◆ Given instruction
In how many lines does the string "多段速频率" appear? Answer with the number only.

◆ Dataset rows
##########

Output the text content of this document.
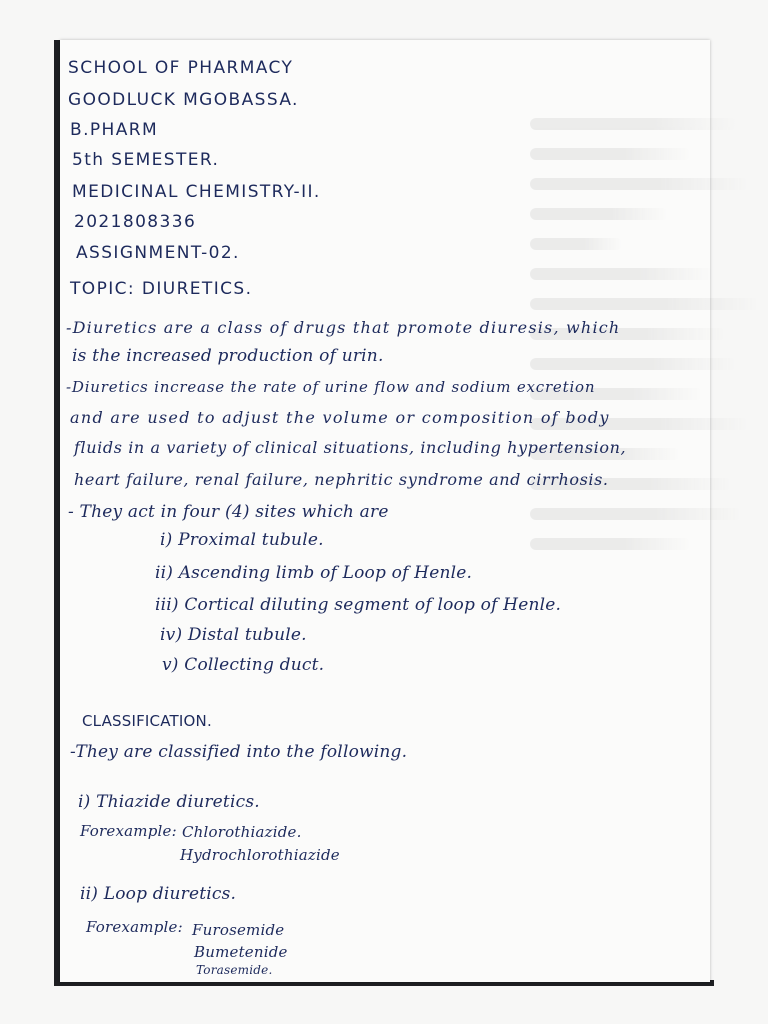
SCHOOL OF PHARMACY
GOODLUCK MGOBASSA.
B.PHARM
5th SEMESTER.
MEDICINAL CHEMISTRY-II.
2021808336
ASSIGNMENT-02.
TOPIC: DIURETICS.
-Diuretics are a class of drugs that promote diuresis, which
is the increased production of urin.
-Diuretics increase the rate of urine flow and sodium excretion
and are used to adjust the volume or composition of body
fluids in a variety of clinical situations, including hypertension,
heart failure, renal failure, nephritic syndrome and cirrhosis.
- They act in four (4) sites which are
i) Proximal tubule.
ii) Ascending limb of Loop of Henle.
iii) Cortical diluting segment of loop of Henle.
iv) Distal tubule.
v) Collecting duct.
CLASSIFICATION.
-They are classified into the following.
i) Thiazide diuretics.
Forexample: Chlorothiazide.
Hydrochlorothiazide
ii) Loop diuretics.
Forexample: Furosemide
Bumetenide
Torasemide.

##########

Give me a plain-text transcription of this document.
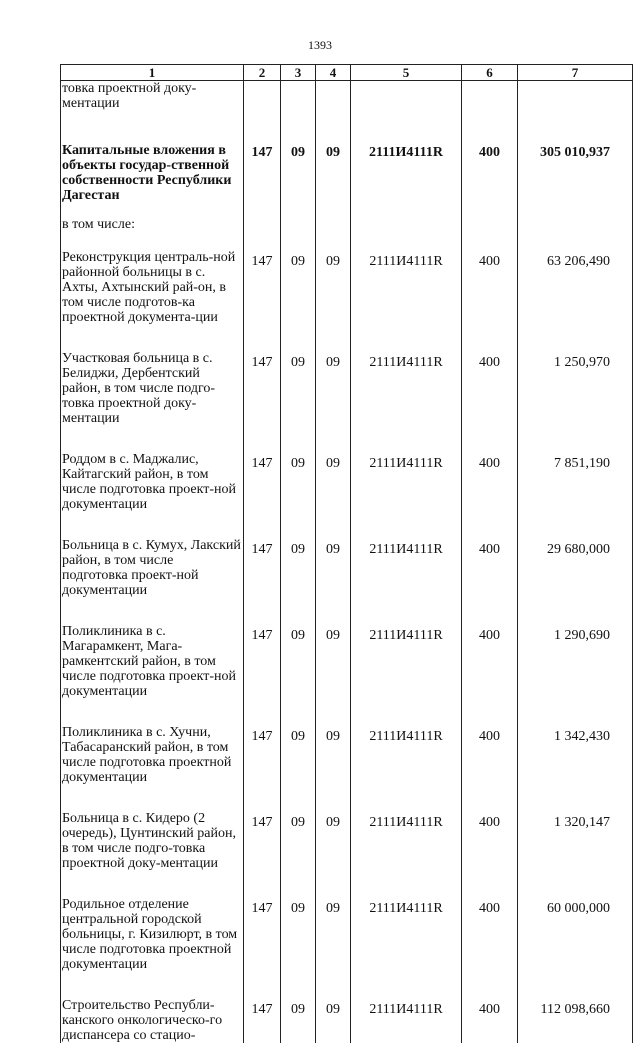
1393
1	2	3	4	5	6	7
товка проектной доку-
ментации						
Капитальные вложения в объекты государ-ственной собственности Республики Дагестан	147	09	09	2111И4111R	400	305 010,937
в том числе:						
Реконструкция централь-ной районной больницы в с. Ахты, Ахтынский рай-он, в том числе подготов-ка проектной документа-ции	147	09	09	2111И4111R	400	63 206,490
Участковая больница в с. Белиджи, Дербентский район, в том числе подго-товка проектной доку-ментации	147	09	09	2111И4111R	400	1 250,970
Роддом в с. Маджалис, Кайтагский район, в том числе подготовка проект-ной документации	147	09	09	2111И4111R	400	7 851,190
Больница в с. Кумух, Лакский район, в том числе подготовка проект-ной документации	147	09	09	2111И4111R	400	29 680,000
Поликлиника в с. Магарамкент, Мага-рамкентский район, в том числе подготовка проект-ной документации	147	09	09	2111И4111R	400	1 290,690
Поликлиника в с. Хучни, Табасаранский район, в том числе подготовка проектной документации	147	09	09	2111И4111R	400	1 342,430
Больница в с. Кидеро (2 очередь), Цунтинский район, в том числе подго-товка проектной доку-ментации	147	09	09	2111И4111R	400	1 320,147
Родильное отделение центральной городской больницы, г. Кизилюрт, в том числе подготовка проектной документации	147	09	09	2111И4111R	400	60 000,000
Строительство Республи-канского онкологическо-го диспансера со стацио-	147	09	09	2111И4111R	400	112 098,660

##########

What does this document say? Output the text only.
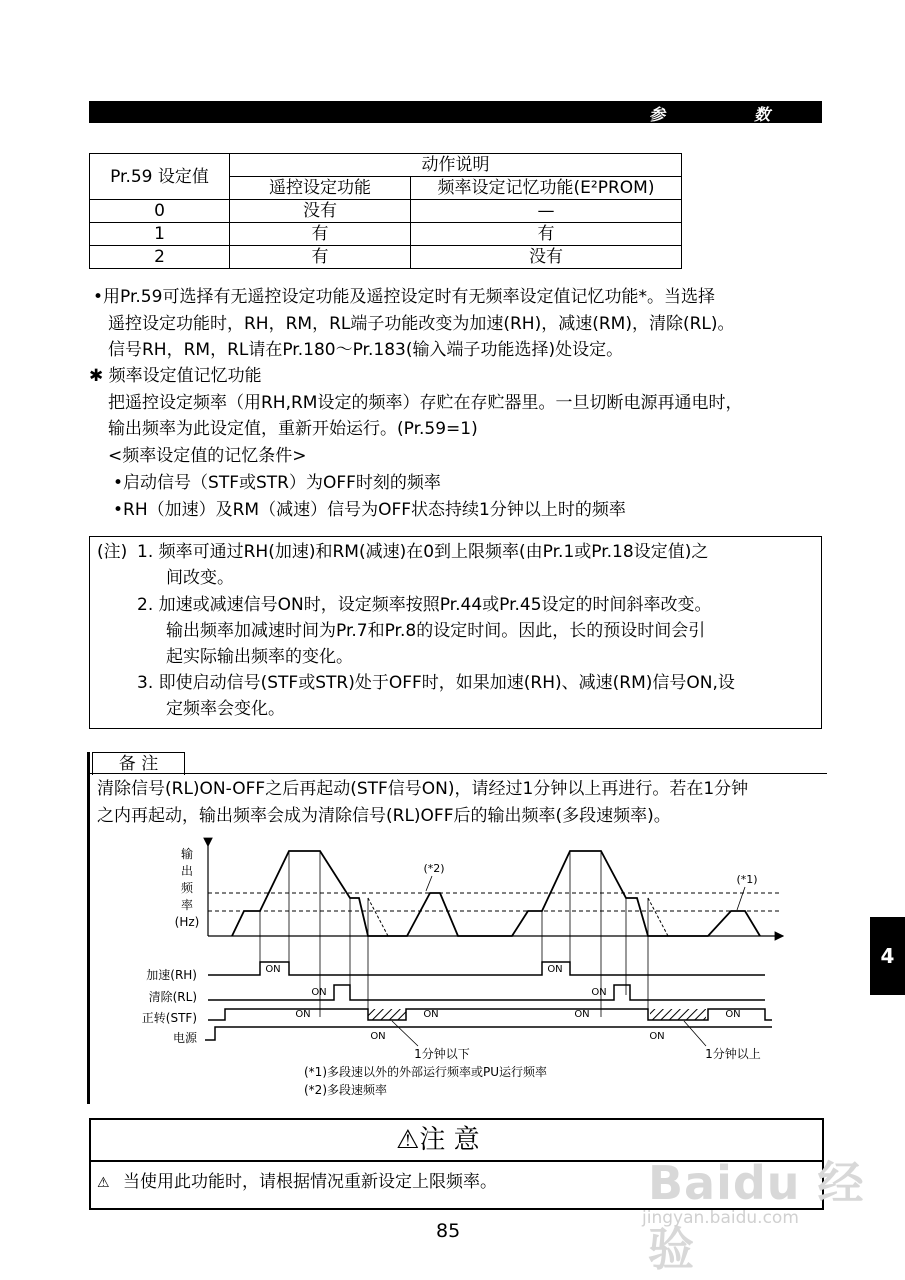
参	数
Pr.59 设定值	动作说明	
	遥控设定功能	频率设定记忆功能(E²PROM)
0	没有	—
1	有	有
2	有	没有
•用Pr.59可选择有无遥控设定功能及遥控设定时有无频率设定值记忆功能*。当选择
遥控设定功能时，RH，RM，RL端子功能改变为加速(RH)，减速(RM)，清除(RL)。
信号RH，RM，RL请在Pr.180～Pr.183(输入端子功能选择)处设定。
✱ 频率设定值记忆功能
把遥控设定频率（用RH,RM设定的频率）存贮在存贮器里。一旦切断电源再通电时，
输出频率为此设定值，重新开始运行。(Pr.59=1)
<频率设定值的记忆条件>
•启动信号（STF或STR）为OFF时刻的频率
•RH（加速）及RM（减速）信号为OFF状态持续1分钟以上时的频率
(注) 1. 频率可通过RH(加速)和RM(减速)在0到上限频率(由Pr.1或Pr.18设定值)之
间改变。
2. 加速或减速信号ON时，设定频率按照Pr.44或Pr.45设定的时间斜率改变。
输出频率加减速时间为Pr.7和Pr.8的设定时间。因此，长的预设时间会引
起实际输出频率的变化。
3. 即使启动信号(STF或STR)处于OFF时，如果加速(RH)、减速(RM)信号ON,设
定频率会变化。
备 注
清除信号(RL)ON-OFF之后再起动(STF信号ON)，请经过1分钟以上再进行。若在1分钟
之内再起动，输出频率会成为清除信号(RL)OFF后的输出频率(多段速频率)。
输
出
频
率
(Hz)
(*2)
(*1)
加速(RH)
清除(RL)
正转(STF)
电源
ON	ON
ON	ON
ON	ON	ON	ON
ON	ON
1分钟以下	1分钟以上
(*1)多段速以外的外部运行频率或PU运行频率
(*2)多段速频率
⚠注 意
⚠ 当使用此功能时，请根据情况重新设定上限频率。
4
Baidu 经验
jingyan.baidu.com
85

##########

◆ Worked solution
2